- Exercise task
The records below must be copied in full; omit the images.
========================================
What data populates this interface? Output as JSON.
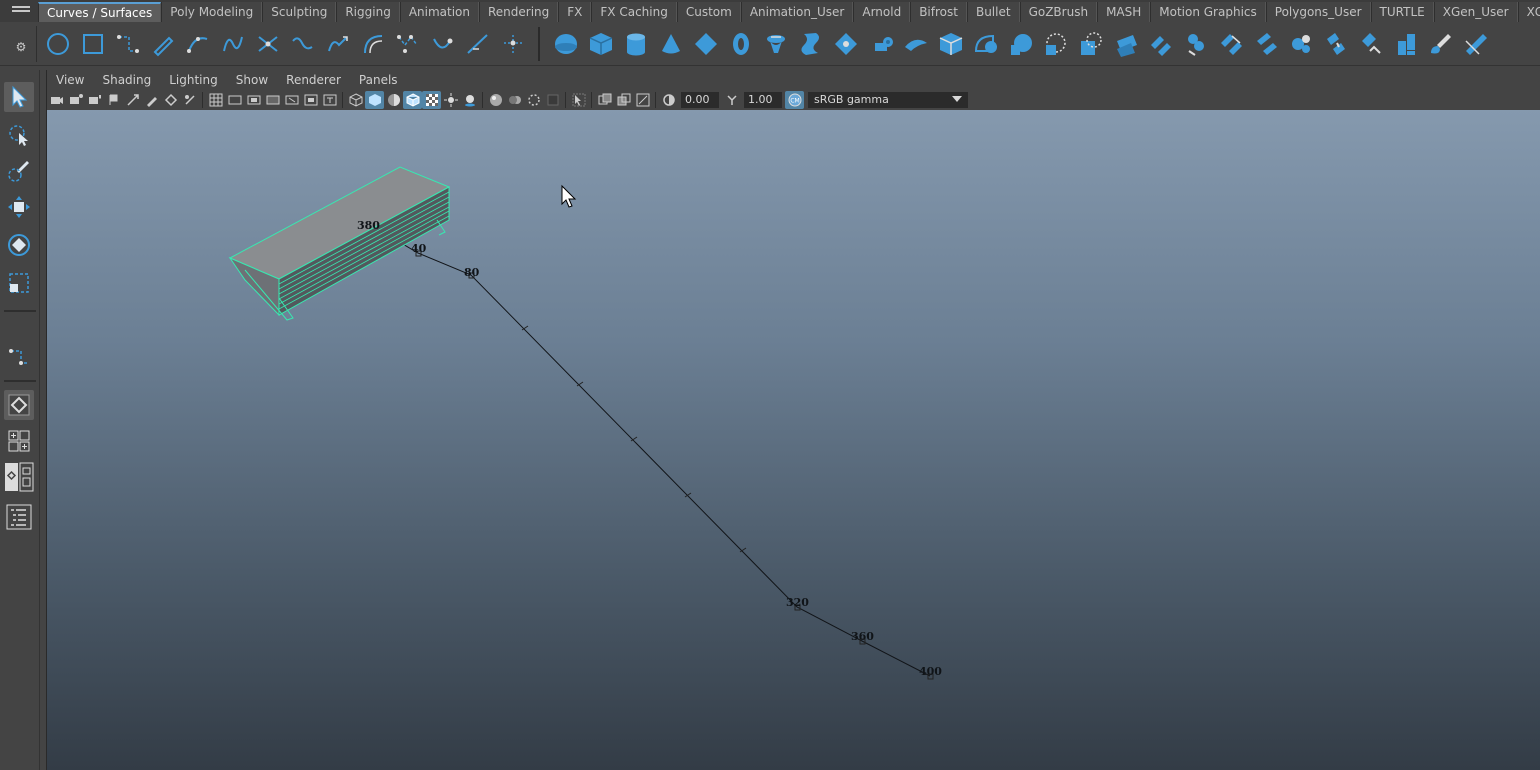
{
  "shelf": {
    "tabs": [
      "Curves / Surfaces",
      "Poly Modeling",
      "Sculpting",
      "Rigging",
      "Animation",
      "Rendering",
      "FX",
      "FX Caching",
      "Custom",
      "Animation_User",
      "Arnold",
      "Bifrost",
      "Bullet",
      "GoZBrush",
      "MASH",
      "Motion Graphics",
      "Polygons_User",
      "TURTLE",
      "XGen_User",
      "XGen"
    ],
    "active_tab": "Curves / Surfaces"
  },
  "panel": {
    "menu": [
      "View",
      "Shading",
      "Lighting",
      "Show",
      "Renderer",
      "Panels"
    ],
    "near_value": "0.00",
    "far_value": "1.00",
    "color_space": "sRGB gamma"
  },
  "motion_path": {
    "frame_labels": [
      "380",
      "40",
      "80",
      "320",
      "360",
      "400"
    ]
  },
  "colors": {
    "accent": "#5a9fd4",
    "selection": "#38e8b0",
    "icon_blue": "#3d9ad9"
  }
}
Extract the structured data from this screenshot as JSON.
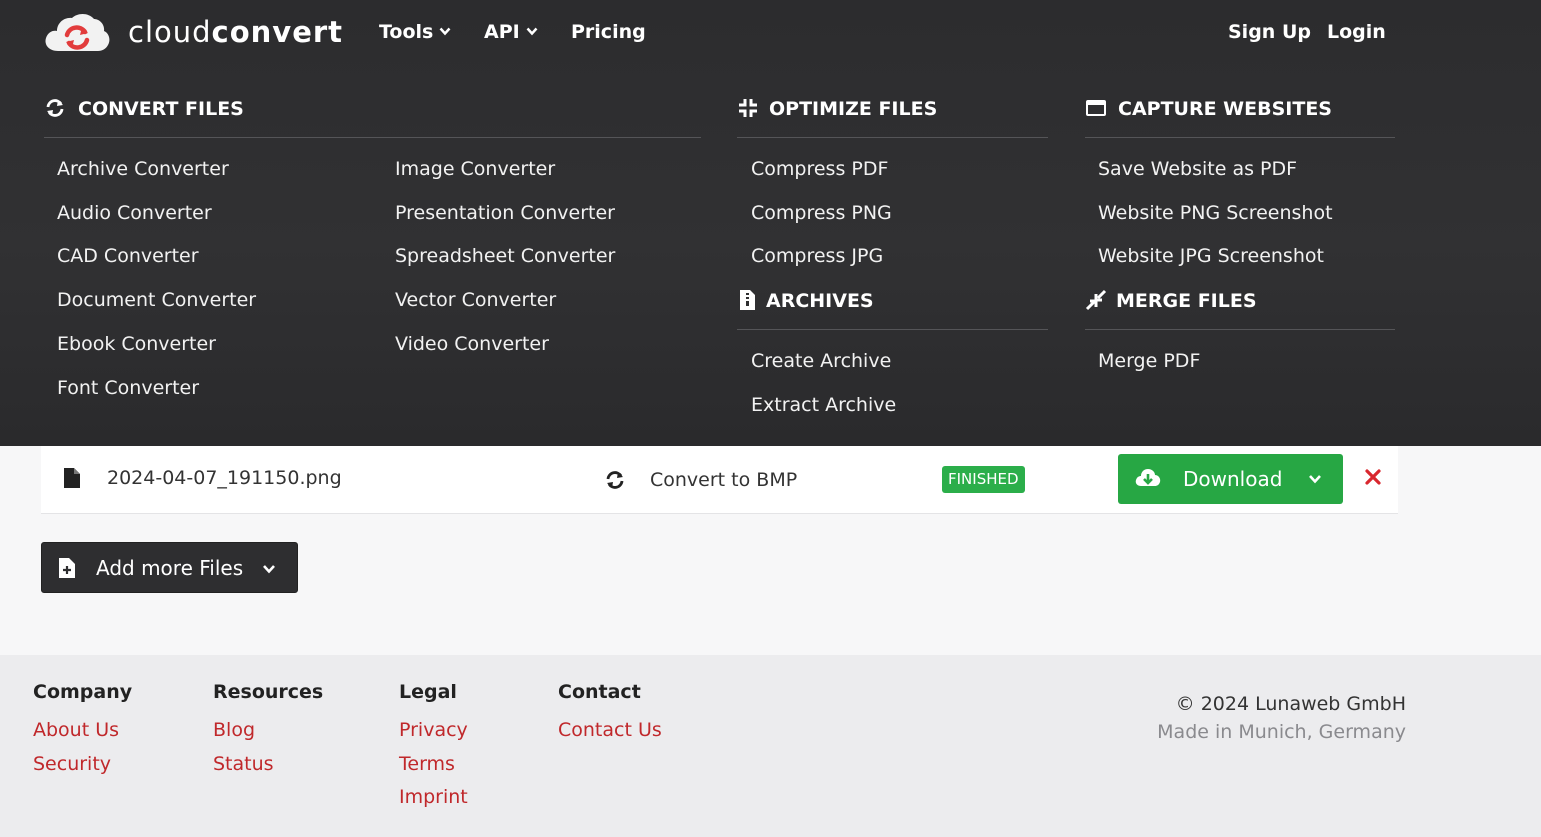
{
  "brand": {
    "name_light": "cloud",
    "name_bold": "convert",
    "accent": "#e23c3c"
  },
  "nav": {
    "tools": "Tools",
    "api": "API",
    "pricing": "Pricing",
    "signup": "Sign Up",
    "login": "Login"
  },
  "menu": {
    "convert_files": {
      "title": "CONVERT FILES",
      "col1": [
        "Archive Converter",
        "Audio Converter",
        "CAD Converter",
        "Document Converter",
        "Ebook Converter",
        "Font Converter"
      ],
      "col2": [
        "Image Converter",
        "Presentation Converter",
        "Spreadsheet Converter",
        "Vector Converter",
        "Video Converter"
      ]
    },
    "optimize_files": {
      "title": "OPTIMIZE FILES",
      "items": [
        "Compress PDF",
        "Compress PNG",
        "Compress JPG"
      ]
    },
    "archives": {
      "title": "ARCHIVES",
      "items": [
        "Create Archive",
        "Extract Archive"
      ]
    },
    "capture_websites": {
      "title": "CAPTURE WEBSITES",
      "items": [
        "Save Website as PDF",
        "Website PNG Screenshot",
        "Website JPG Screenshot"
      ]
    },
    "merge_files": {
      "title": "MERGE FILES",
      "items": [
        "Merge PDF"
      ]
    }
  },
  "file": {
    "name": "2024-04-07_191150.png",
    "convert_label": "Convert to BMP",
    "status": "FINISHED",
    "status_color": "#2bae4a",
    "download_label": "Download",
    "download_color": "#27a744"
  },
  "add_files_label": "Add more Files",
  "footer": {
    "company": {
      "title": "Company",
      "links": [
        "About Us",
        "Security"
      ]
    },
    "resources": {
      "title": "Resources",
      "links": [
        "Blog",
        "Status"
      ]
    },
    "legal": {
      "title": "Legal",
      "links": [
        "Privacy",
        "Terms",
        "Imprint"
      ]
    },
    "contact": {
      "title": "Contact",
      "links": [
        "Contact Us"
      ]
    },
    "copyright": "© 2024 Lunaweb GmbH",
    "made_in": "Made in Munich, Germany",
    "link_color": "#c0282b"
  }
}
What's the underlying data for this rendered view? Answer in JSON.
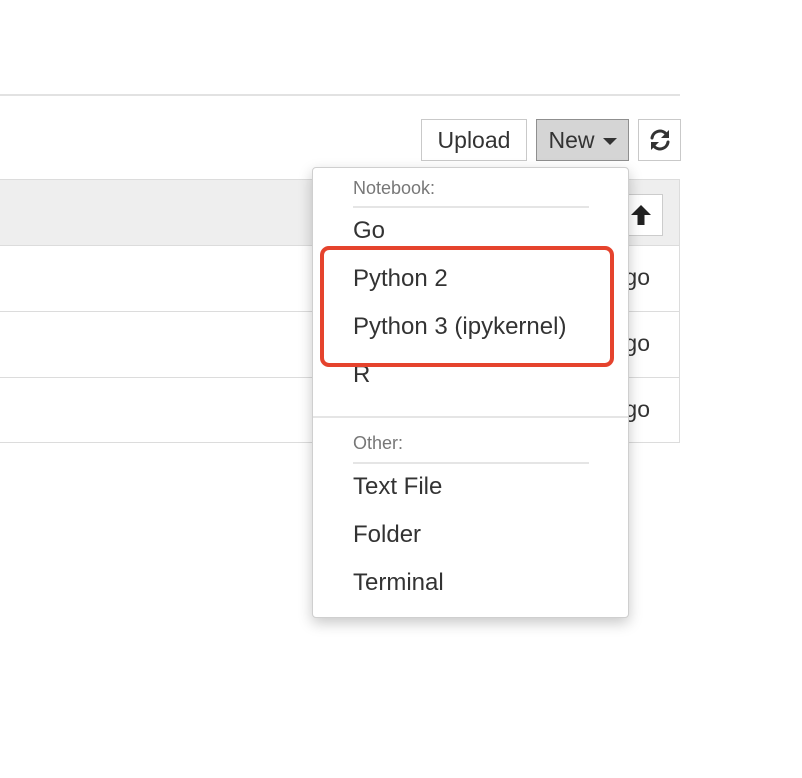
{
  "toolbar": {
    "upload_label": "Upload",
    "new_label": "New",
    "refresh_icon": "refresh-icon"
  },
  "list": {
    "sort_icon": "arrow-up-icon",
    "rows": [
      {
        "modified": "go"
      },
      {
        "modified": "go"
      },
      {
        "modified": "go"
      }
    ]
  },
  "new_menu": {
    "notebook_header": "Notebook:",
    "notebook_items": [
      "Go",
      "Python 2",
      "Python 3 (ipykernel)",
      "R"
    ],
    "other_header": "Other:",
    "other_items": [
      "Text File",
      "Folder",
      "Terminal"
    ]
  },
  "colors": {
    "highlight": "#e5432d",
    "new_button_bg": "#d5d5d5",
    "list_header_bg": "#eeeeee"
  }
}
========================================
- Worked solution
What data populates this interface? Output as JSON.
{
  "shelf": {
    "tabs": [
      "Curves / Surfaces",
      "Poly Modeling",
      "Sculpting",
      "Rigging",
      "Animation",
      "Rendering",
      "FX",
      "FX Caching",
      "Custom",
      "Animation_User",
      "Arnold",
      "Bifrost",
      "Bullet",
      "GoZBrush",
      "MASH",
      "Motion Graphics",
      "Polygons_User",
      "TURTLE",
      "XGen_User",
      "XGen"
    ],
    "active_tab": "Curves / Surfaces"
  },
  "panel": {
    "menu": [
      "View",
      "Shading",
      "Lighting",
      "Show",
      "Renderer",
      "Panels"
    ],
    "near_value": "0.00",
    "far_value": "1.00",
    "color_space": "sRGB gamma"
  },
  "motion_path": {
    "frame_labels": [
      "380",
      "40",
      "80",
      "320",
      "360",
      "400"
    ]
  },
  "colors": {
    "accent": "#5a9fd4",
    "selection": "#38e8b0",
    "icon_blue": "#3d9ad9"
  }
}
Extract the structured data from this screenshot as JSON.
{
  "brand": {
    "name_light": "cloud",
    "name_bold": "convert",
    "accent": "#e23c3c"
  },
  "nav": {
    "tools": "Tools",
    "api": "API",
    "pricing": "Pricing",
    "signup": "Sign Up",
    "login": "Login"
  },
  "menu": {
    "convert_files": {
      "title": "CONVERT FILES",
      "col1": [
        "Archive Converter",
        "Audio Converter",
        "CAD Converter",
        "Document Converter",
        "Ebook Converter",
        "Font Converter"
      ],
      "col2": [
        "Image Converter",
        "Presentation Converter",
        "Spreadsheet Converter",
        "Vector Converter",
        "Video Converter"
      ]
    },
    "optimize_files": {
      "title": "OPTIMIZE FILES",
      "items": [
        "Compress PDF",
        "Compress PNG",
        "Compress JPG"
      ]
    },
    "archives": {
      "title": "ARCHIVES",
      "items": [
        "Create Archive",
        "Extract Archive"
      ]
    },
    "capture_websites": {
      "title": "CAPTURE WEBSITES",
      "items": [
        "Save Website as PDF",
        "Website PNG Screenshot",
        "Website JPG Screenshot"
      ]
    },
    "merge_files": {
      "title": "MERGE FILES",
      "items": [
        "Merge PDF"
      ]
    }
  },
  "file": {
    "name": "2024-04-07_191150.png",
    "convert_label": "Convert to BMP",
    "status": "FINISHED",
    "status_color": "#2bae4a",
    "download_label": "Download",
    "download_color": "#27a744"
  },
  "add_files_label": "Add more Files",
  "footer": {
    "company": {
      "title": "Company",
      "links": [
        "About Us",
        "Security"
      ]
    },
    "resources": {
      "title": "Resources",
      "links": [
        "Blog",
        "Status"
      ]
    },
    "legal": {
      "title": "Legal",
      "links": [
        "Privacy",
        "Terms",
        "Imprint"
      ]
    },
    "contact": {
      "title": "Contact",
      "links": [
        "Contact Us"
      ]
    },
    "copyright": "© 2024 Lunaweb GmbH",
    "made_in": "Made in Munich, Germany",
    "link_color": "#c0282b"
  }
}
What's the underlying data for this rendered view? Answer in JSON.
{
  "toolbar": {
    "upload_label": "Upload",
    "new_label": "New",
    "refresh_icon": "refresh-icon"
  },
  "list": {
    "sort_icon": "arrow-up-icon",
    "rows": [
      {
        "modified": "go"
      },
      {
        "modified": "go"
      },
      {
        "modified": "go"
      }
    ]
  },
  "new_menu": {
    "notebook_header": "Notebook:",
    "notebook_items": [
      "Go",
      "Python 2",
      "Python 3 (ipykernel)",
      "R"
    ],
    "other_header": "Other:",
    "other_items": [
      "Text File",
      "Folder",
      "Terminal"
    ]
  },
  "colors": {
    "highlight": "#e5432d",
    "new_button_bg": "#d5d5d5",
    "list_header_bg": "#eeeeee"
  }
}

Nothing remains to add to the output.